SELECTED PASSAGE.
We see this in the way James portrays Henry. Before each time he travels, he coughs. We can see the panic and terror on his face. When he arrives at his destination, he has no clothes and immediately gets sick.

And that’s just the physical toll. It’s Henry’s emotional journey that serves as one of the cruxes of the series.

A Labor of Love

Young Henry (Jason David) and older Henry (Theo James) in The Time Traveler’s Wife.

HBO

Pivotal, life-changing moments in Henry and Clare’s lives are like magnets, pulling the time traveler back to relive them again and again. One of the darkest but most formative scenes in The Time Traveler’s Wife is the death of Henry’s mother, Annette (Kate Siegel).

In the third episode, Henry finds himself returning repeatedly to the scene of his mother’s death. As Annette gets decapitated in a car accident on a snowy winter day, the camera pans to reveal multiple Henrys at all different ages watching the scene in horror.

“The sad part for me is her inevitable doom,” James says. “There's a bit when Kate's character zips up young Henry's jacket and that's just before she's about to get in the car and then eventually dies. The idea of a young child who knows that his mother's going to die and tries to do everything to stop there but can't is just so sad.”

This moment was also very personal to the show’s director David Nutter, who lost his father in a car accident at the age of one and a half.

“I needed to do something special,” Nutter tells Inverse about his decision to join The Time Traveler’s Wife after a short directing hiatus. “I’ve had a tumultuous last few years of my life.”

“I became a better director because of it.”

Executive producer Sue Vertue says that when HBO suggested they work with Nutter, it seemed impossible given his status as a celebrated Game of Thrones director.

“He was initially only going to do the pilot,” Vertue says, “but we gradually cajoled him in bit by bit until eventually, he said Okay, I’ll do all of them.”

David Nutter won an Emmy for his work on Game of Thrones in 2019.

Phillip Faraone/WireImage/Getty Images

After directing several pivotal Game of Thrones episodes, Nutter suffered a back injury that left him unable to work on Seasons 6 and 7, but he made an illustrious return for the fantasy series’ final season. Then, his life took another turn. He lost his wife to cancer in 2019 and is now coping with a Parkinson’s diagnosis.

“It poses no issue with my directing,” Nutter says. “It doesn't bother that at all.”

In fact, it gave him a new challenge, one that he was more than up for. “It was really an opportunity to go out there and prove to myself that I could do it. I became a better director because of it.”

Nutter directs all six episodes of the series, which Rose Leslie says helped build and sustain a level of continuity needed to juggle all the back and forth of time travel.

WORK REQUIRED.
Answer these questions from the article on The Time Traveler's Wife:
(a) In which episode does Henry keep returning to the scene of his mother's death?
(b) Which seasons of Game of Thrones did David Nutter miss because of a back injury?
(c) How many episodes of the series does Nutter direct?
The lines after this come from a separate, unrelated source.

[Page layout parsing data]
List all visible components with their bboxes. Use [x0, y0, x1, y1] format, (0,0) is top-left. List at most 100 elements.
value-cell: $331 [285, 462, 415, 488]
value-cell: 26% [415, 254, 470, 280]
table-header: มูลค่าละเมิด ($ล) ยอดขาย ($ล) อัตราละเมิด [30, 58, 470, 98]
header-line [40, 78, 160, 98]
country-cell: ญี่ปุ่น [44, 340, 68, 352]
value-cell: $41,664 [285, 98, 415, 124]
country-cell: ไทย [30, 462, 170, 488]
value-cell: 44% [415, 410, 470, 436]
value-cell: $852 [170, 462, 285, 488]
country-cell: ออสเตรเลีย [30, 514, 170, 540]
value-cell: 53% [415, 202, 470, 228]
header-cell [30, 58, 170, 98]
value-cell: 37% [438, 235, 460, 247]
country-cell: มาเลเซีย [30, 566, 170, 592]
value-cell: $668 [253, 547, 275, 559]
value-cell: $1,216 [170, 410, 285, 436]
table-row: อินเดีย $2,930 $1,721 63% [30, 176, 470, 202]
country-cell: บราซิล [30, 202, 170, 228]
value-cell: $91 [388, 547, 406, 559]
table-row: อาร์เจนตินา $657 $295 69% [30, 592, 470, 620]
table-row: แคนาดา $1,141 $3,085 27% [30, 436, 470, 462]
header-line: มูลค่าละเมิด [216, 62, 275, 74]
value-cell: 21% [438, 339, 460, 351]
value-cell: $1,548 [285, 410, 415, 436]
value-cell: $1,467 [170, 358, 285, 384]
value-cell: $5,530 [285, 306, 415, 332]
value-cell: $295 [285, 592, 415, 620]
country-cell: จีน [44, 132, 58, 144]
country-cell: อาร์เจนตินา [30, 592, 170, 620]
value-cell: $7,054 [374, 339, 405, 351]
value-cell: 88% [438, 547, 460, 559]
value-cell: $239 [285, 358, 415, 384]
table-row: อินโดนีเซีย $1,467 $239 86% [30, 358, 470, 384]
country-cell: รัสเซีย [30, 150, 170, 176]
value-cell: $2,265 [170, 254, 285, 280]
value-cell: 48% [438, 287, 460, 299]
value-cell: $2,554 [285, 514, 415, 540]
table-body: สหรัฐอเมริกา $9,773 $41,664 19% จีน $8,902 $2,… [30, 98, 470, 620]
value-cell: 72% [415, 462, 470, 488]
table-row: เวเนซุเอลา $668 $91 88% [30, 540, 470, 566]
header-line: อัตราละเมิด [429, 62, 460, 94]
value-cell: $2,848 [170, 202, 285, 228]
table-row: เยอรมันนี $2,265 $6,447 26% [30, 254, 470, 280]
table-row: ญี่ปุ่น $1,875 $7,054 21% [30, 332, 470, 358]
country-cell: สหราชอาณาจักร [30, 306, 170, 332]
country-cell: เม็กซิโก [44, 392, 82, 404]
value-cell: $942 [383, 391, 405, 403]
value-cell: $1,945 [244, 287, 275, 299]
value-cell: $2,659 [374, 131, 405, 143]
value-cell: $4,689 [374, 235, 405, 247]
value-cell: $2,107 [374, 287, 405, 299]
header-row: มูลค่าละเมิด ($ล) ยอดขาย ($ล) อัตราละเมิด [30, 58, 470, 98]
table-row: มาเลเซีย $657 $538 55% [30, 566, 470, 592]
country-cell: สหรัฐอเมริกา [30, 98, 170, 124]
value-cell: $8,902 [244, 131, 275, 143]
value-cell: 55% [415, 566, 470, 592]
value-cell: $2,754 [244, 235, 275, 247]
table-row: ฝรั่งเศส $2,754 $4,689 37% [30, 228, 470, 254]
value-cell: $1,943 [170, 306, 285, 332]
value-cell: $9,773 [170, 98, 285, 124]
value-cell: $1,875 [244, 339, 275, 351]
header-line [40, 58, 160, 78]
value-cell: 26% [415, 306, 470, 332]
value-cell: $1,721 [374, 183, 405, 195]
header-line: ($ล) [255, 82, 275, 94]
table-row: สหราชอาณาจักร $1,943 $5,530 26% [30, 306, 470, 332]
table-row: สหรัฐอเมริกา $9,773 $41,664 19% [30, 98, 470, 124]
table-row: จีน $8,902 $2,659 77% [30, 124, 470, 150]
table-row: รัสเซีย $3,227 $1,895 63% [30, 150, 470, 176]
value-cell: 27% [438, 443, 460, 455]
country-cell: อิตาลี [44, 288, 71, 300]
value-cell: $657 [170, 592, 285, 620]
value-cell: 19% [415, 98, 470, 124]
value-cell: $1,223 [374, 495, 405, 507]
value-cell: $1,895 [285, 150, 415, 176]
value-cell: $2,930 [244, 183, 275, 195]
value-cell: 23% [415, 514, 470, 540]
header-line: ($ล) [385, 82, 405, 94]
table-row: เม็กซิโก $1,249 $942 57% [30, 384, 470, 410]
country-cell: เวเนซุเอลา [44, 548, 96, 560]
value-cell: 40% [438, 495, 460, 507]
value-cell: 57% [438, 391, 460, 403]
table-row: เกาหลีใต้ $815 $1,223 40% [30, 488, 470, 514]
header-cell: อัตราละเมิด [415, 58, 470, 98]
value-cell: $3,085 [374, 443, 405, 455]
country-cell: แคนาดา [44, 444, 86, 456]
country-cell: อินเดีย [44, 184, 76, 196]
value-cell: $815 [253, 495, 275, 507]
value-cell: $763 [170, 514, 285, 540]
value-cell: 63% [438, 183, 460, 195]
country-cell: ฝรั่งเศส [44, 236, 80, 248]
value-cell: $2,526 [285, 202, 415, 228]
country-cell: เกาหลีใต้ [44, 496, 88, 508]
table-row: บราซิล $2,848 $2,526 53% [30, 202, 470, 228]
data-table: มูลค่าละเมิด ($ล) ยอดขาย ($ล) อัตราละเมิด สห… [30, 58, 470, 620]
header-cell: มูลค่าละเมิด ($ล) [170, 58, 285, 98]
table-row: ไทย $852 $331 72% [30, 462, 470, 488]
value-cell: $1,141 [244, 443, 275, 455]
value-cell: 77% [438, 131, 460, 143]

RESPONSE BOX.
(a) The third episode.
(b) Seasons 6 and 7.
(c) All six episodes.